======== DATA ========

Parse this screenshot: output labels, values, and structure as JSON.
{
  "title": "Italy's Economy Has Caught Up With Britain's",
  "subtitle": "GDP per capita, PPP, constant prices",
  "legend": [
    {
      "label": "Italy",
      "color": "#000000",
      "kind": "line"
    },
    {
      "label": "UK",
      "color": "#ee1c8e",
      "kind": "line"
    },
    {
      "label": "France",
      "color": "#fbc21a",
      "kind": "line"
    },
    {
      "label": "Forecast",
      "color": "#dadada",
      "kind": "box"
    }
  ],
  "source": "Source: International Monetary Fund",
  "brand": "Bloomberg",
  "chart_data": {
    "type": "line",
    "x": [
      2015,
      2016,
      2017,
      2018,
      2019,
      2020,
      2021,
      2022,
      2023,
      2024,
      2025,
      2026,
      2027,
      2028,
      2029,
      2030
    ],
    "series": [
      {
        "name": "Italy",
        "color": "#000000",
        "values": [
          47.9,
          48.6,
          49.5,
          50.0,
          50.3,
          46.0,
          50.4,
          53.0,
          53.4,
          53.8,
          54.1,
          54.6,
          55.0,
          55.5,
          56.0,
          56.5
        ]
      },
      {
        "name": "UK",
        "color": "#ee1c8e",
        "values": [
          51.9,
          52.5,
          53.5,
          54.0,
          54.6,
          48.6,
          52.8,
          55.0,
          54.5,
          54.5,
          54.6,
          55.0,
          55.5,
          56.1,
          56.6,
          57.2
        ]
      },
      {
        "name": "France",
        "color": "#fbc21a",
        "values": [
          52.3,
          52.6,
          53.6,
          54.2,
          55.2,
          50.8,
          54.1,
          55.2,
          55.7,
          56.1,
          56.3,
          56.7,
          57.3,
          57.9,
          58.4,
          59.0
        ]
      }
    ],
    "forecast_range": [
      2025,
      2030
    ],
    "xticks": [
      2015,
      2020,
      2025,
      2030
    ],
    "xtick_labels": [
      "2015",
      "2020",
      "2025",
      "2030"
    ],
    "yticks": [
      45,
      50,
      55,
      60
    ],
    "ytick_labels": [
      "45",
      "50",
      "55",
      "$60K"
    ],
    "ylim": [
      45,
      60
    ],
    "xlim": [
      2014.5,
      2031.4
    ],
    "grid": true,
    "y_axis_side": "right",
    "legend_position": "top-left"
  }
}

========

§ EXERCISE
Your task is to return the full listing exactly as it was given.

§ TASK RESULT
Parse this screenshot: output labels, values, and structure as JSON.
{
  "title": "Italy's Economy Has Caught Up With Britain's",
  "subtitle": "GDP per capita, PPP, constant prices",
  "legend": [
    {
      "label": "Italy",
      "color": "#000000",
      "kind": "line"
    },
    {
      "label": "UK",
      "color": "#ee1c8e",
      "kind": "line"
    },
    {
      "label": "France",
      "color": "#fbc21a",
      "kind": "line"
    },
    {
      "label": "Forecast",
      "color": "#dadada",
      "kind": "box"
    }
  ],
  "source": "Source: International Monetary Fund",
  "brand": "Bloomberg",
  "chart_data": {
    "type": "line",
    "x": [
      2015,
      2016,
      2017,
      2018,
      2019,
      2020,
      2021,
      2022,
      2023,
      2024,
      2025,
      2026,
      2027,
      2028,
      2029,
      2030
    ],
    "series": [
      {
        "name": "Italy",
        "color": "#000000",
        "values": [
          47.9,
          48.6,
          49.5,
          50.0,
          50.3,
          46.0,
          50.4,
          53.0,
          53.4,
          53.8,
          54.1,
          54.6,
          55.0,
          55.5,
          56.0,
          56.5
        ]
      },
      {
        "name": "UK",
        "color": "#ee1c8e",
        "values": [
          51.9,
          52.5,
          53.5,
          54.0,
          54.6,
          48.6,
          52.8,
          55.0,
          54.5,
          54.5,
          54.6,
          55.0,
          55.5,
          56.1,
          56.6,
          57.2
        ]
      },
      {
        "name": "France",
        "color": "#fbc21a",
        "values": [
          52.3,
          52.6,
          53.6,
          54.2,
          55.2,
          50.8,
          54.1,
          55.2,
          55.7,
          56.1,
          56.3,
          56.7,
          57.3,
          57.9,
          58.4,
          59.0
        ]
      }
    ],
    "forecast_range": [
      2025,
      2030
    ],
    "xticks": [
      2015,
      2020,
      2025,
      2030
    ],
    "xtick_labels": [
      "2015",
      "2020",
      "2025",
      "2030"
    ],
    "yticks": [
      45,
      50,
      55,
      60
    ],
    "ytick_labels": [
      "45",
      "50",
      "55",
      "$60K"
    ],
    "ylim": [
      45,
      60
    ],
    "xlim": [
      2014.5,
      2031.4
    ],
    "grid": true,
    "y_axis_side": "right",
    "legend_position": "top-left"
  }
}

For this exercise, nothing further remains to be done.